--- START AVAILABLE RECORDS ---

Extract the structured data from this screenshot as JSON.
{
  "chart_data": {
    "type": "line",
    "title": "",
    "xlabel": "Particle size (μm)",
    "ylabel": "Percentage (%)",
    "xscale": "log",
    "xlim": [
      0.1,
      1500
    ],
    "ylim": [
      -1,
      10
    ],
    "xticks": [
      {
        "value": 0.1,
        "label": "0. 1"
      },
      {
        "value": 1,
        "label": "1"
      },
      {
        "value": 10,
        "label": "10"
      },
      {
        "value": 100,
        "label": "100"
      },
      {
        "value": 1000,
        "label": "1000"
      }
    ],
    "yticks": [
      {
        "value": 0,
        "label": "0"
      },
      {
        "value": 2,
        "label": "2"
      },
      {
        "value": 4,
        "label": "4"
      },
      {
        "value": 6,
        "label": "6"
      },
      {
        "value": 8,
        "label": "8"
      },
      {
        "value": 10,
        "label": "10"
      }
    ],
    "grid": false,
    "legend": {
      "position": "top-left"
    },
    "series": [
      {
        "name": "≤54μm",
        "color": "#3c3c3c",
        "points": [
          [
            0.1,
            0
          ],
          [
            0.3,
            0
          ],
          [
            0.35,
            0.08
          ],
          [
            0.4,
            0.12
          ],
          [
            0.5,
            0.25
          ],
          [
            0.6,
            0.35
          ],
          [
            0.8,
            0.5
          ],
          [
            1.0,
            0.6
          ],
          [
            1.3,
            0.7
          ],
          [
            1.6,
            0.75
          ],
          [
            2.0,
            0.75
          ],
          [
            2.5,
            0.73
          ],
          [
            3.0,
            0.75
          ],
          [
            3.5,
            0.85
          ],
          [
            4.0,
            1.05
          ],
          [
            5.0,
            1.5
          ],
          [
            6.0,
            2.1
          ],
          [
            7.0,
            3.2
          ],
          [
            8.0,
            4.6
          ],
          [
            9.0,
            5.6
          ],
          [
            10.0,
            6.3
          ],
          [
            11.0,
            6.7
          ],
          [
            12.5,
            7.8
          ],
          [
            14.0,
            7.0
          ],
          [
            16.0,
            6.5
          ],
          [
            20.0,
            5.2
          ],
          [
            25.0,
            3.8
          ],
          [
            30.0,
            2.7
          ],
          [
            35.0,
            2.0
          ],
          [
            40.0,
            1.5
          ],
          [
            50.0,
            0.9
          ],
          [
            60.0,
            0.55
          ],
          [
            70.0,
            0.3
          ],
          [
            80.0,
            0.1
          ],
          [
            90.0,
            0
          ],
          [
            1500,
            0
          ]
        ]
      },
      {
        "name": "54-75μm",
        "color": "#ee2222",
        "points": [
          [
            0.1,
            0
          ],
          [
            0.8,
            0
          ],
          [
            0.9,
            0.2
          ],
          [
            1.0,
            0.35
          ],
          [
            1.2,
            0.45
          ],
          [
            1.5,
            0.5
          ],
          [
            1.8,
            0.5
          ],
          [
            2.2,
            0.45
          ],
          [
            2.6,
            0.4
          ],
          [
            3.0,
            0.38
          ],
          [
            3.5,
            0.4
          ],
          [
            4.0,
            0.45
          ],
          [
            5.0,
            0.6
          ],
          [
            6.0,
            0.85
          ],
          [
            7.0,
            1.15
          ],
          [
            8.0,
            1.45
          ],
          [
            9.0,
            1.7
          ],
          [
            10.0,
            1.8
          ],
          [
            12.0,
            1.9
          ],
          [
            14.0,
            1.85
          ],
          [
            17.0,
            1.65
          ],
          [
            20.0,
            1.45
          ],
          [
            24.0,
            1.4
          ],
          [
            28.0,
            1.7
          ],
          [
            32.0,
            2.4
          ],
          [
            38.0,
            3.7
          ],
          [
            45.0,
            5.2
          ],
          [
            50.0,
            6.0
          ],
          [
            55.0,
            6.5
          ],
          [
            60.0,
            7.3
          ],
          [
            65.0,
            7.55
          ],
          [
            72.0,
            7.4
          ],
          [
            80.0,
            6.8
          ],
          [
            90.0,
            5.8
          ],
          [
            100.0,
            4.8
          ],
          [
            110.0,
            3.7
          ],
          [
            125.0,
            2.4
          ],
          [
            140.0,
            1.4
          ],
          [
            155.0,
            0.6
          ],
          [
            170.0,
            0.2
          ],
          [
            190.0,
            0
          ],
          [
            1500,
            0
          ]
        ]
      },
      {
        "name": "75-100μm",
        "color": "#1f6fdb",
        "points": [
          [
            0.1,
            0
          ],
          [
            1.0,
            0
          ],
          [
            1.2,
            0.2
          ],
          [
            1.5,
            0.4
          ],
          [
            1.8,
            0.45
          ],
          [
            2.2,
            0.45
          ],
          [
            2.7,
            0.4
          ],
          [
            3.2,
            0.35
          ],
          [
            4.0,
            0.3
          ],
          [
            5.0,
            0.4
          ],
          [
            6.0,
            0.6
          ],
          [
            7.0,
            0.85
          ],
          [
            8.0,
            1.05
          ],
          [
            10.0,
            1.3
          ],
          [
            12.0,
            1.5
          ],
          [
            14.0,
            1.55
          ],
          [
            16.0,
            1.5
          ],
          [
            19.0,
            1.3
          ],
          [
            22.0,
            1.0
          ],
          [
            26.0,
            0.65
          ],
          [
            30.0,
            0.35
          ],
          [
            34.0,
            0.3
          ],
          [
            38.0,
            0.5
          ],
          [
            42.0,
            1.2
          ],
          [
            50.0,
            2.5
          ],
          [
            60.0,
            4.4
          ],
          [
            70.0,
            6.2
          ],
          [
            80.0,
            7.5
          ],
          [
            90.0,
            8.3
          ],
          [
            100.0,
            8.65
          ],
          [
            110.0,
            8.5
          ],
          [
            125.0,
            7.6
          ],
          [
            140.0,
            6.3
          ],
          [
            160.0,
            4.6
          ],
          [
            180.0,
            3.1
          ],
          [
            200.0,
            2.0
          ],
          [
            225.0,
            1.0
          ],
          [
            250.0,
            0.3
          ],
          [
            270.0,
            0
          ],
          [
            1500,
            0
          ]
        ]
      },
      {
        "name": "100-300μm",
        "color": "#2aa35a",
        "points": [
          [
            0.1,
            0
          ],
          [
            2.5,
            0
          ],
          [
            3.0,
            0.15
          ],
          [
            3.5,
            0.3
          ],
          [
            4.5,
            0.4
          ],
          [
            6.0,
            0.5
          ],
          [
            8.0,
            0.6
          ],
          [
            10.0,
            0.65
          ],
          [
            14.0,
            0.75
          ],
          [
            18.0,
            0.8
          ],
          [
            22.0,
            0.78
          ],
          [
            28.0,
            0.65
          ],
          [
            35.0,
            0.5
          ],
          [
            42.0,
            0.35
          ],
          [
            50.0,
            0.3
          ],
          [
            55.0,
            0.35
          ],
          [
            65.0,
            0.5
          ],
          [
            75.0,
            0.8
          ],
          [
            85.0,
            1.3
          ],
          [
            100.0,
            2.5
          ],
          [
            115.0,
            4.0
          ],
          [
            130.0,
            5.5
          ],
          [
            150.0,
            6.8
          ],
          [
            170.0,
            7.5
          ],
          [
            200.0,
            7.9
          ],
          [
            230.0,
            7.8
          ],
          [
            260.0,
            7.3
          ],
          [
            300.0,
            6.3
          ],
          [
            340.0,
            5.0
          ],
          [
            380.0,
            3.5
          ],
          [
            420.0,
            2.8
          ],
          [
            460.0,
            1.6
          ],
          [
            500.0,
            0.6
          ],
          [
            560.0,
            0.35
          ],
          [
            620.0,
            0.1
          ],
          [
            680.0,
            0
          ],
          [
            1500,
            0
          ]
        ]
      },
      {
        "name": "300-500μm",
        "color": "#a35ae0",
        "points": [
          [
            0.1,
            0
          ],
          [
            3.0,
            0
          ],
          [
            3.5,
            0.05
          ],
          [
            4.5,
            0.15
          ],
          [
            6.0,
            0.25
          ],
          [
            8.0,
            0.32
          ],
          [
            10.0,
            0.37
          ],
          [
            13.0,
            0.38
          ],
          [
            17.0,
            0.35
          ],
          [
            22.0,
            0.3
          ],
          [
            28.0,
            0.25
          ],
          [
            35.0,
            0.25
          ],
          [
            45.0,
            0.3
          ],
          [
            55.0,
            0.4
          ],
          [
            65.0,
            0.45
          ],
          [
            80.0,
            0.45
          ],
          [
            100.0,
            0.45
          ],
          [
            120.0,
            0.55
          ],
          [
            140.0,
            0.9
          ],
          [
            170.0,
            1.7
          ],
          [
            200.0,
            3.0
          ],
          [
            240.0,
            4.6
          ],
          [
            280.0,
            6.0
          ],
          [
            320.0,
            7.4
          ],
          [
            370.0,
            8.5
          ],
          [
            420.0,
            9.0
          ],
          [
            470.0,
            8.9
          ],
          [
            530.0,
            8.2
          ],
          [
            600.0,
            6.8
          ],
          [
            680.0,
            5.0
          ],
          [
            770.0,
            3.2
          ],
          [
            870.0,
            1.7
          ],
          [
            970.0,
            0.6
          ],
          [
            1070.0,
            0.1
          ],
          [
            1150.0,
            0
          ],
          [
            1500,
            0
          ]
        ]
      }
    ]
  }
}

--- END AVAILABLE RECORDS ---

--- WHAT YOU WILL DO ---
Using the listing above, state the number of lines that hold "name", with no other text.

--- COMPLETE RESPONSE ---
5